Directives:
1 > Rewrite the section of the forum thread on loading a PyTorch model that opens with the words containing "kurianbenoy · July 4, 2019, 5:20am" and closes with "to the CPU.", replacing "format" with "structure".
2 > List every exception type that appears in the error messages quoted in the forum thread on loading a PyTorch model.
3 > Translate this sentence from the forum thread on loading a PyTorch model into Spanish: "The path probably points to the state_dict, not the model, which is the usual workflow."

Text to read:
--
Loading Pytorch model in cpu - Attribute no attribute 'state_dict'

kurianbenoy · July 3, 2019, 6:51am

import torch

device = torch.device('cpu')
model = torch.load('models/mb2-ssd-lite-mp-0_686.pth', map_location=device)
#model.to(device)
print("Model's state_dict:")
for param_tensor in model.state_dict():
    print(param_tensor, "\t", model.state_dict()[param_tensor].size())

This is my code and I am thrown a attribute error as show:

for param_tensor in model.state_dict():

AttributeError: ‘collections.OrderedDict’ object has no attribute ‘state_dict’

ptrblck · July 3, 2019, 2:34pm

The path probably points to the state_dict, not the model, which is the usual workflow.
If that’s the case, you should create a model instance using its definition:

class MyModel(nn.Module):
    def __init__(self, ...
        ...

model = MyModel()
model.load_state_dict(torch.load('models/...'))

kurianbenoy · July 4, 2019, 5:20am

@ptrblck I made it to the current format as mentioned by you.

THe code can be found here: https://paste.debian.net/1090245/

Since I am in a CPU device, I am thrown the following error:

RuntimeError: Attempting to deserialize object on a CUDA device but torch.cuda.is_available() is False. If you are running on a CPU-only machine, please use torch.load with map_location='cpu' to map your storages to the CPU.

ptrblck · July 4, 2019, 10:08am

Could you add map_location='cpu' to torch.load as mentioned in the error message?

torch.load('models/...', map_location='cpu')

dachosen1 · May 7, 2020, 7:34am

hey @ptrblck I’m getting the same errors:

LSTM.AudioLSTM.load_state_dict(torch.load(PATH))
TypeError: load_state_dict() missing 1 required positional argument: ‘state_dict’

but my PATH directly links to the model?

PATH
‘C:\Users\ander\OneDrive\Projects\Common-Voice\model\trained_model\model_gender-0.0.1.pth’

ptrblck · May 7, 2020, 7:34am

What type is returned from torch.load(PATH)?
Did you store the state_dict or the model directly?

dachosen1 · May 7, 2020, 7:35am

i stored the state dict using the below:

torch.save(
    train_model.state_dict(),
    os.path.join(TRAINED_MODEL_DIR, MODEL_NAME + __version__)
)

ptrblck · May 7, 2020, 7:38am

Could you nevertheless check the print(type(torch.load(PATH)))?

dachosen1 · May 7, 2020, 7:39am

sure:

print(type(torch.load(PATH)))
--
(Excerpts from a layout annotation set)
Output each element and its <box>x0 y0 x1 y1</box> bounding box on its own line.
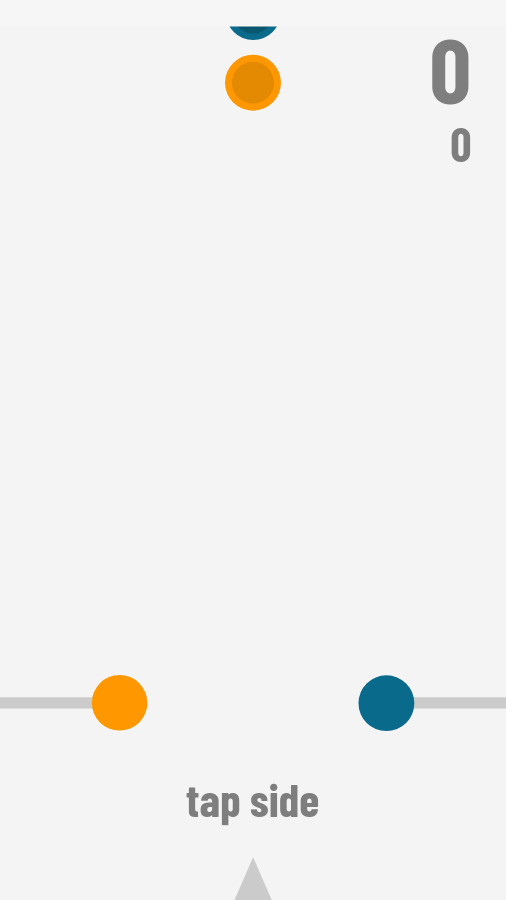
button[interactable]: Tap left side <box>0 0 253 900</box>
button[interactable]: Swipe up for menu <box>223 857 283 900</box>
button[interactable]: Tap right side <box>253 0 506 900</box>
button[interactable]: Right paddle <box>358 675 414 731</box>
button[interactable]: Left paddle <box>92 675 148 731</box>
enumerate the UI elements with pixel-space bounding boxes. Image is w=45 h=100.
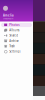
--
Solutions for each task:
1 >
kurianbenoy · July 4, 2019, 5:20am

@ptrblck I made it to the current structure as mentioned by you.

THe code can be found here: https://paste.debian.net/1090245/

Since I am in a CPU device, I am thrown the following error:

RuntimeError: Attempting to deserialize object on a CUDA device but torch.cuda.is_available() is False. If you are running on a CPU-only machine, please use torch.load with map_location='cpu' to map your storages to the CPU.

2 > AttributeError, RuntimeError, TypeError

3 > La ruta probablemente apunta al state_dict, no al modelo, que es el flujo de trabajo habitual.